#### INPUT ROWS:
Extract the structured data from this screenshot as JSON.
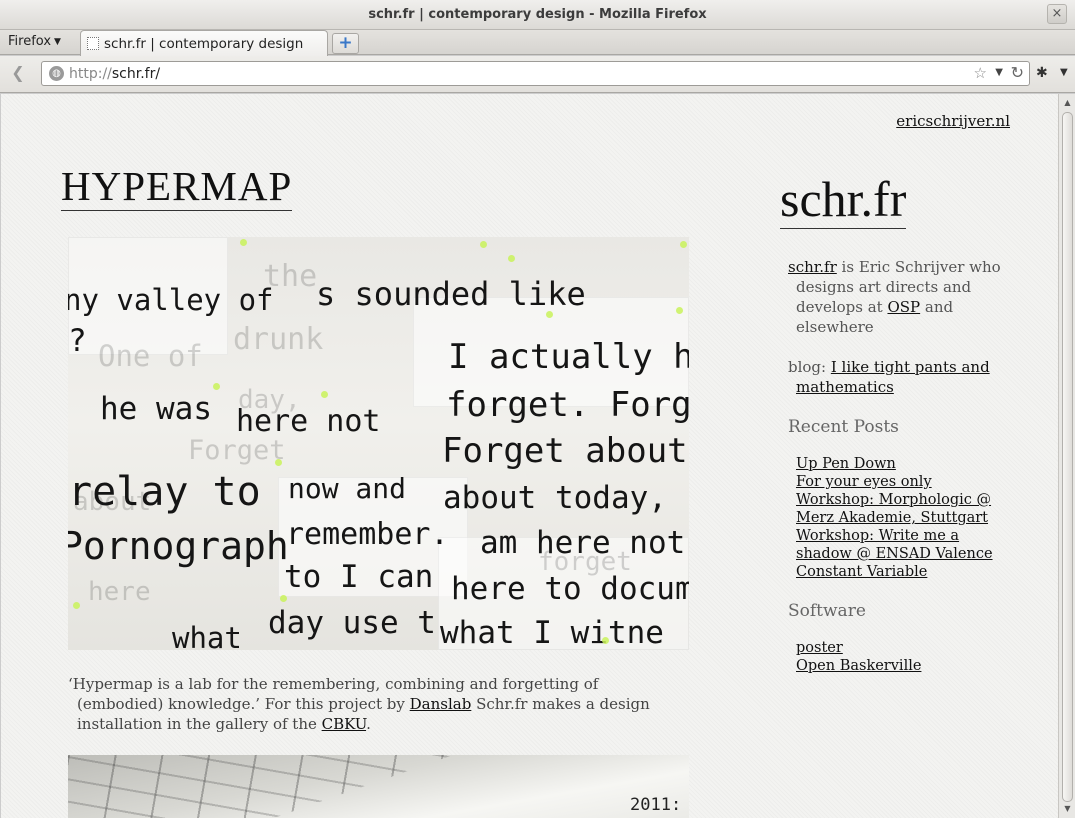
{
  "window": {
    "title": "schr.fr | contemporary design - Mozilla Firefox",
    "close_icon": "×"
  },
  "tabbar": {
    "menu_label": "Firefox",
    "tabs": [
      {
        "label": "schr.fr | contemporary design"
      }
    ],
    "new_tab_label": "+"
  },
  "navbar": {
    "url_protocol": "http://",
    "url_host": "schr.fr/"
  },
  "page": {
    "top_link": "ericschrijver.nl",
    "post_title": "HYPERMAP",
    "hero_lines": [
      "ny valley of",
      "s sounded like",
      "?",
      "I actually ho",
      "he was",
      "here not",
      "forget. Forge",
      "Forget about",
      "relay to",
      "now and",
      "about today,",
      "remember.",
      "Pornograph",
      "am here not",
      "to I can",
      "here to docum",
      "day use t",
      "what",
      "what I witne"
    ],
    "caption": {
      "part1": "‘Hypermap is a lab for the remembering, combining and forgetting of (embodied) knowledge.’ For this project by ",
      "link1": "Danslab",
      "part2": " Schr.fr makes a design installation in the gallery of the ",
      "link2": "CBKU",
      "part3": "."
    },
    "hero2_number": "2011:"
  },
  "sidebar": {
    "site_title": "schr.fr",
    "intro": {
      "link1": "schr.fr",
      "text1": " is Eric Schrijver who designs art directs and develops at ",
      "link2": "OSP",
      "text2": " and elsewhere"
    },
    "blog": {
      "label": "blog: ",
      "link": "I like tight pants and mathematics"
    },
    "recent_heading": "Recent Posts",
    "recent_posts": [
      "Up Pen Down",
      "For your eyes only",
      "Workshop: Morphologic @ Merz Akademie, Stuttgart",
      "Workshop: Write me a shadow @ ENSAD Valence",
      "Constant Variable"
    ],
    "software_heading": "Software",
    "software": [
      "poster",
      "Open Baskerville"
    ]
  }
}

#### EXERCISE TASK:
Repeat the records above exactly, leaving out the pictures.

#### EXPECTED OUTPUT:
Extract the structured data from this screenshot as JSON.
{
  "window": {
    "title": "schr.fr | contemporary design - Mozilla Firefox",
    "close_icon": "×"
  },
  "tabbar": {
    "menu_label": "Firefox",
    "tabs": [
      {
        "label": "schr.fr | contemporary design"
      }
    ],
    "new_tab_label": "+"
  },
  "navbar": {
    "url_protocol": "http://",
    "url_host": "schr.fr/"
  },
  "page": {
    "top_link": "ericschrijver.nl",
    "post_title": "HYPERMAP",
    "hero_lines": [
      "ny valley of",
      "s sounded like",
      "?",
      "I actually ho",
      "he was",
      "here not",
      "forget. Forge",
      "Forget about",
      "relay to",
      "now and",
      "about today,",
      "remember.",
      "Pornograph",
      "am here not",
      "to I can",
      "here to docum",
      "day use t",
      "what",
      "what I witne"
    ],
    "caption": {
      "part1": "‘Hypermap is a lab for the remembering, combining and forgetting of (embodied) knowledge.’ For this project by ",
      "link1": "Danslab",
      "part2": " Schr.fr makes a design installation in the gallery of the ",
      "link2": "CBKU",
      "part3": "."
    },
    "hero2_number": "2011:"
  },
  "sidebar": {
    "site_title": "schr.fr",
    "intro": {
      "link1": "schr.fr",
      "text1": " is Eric Schrijver who designs art directs and develops at ",
      "link2": "OSP",
      "text2": " and elsewhere"
    },
    "blog": {
      "label": "blog: ",
      "link": "I like tight pants and mathematics"
    },
    "recent_heading": "Recent Posts",
    "recent_posts": [
      "Up Pen Down",
      "For your eyes only",
      "Workshop: Morphologic @ Merz Akademie, Stuttgart",
      "Workshop: Write me a shadow @ ENSAD Valence",
      "Constant Variable"
    ],
    "software_heading": "Software",
    "software": [
      "poster",
      "Open Baskerville"
    ]
  }
}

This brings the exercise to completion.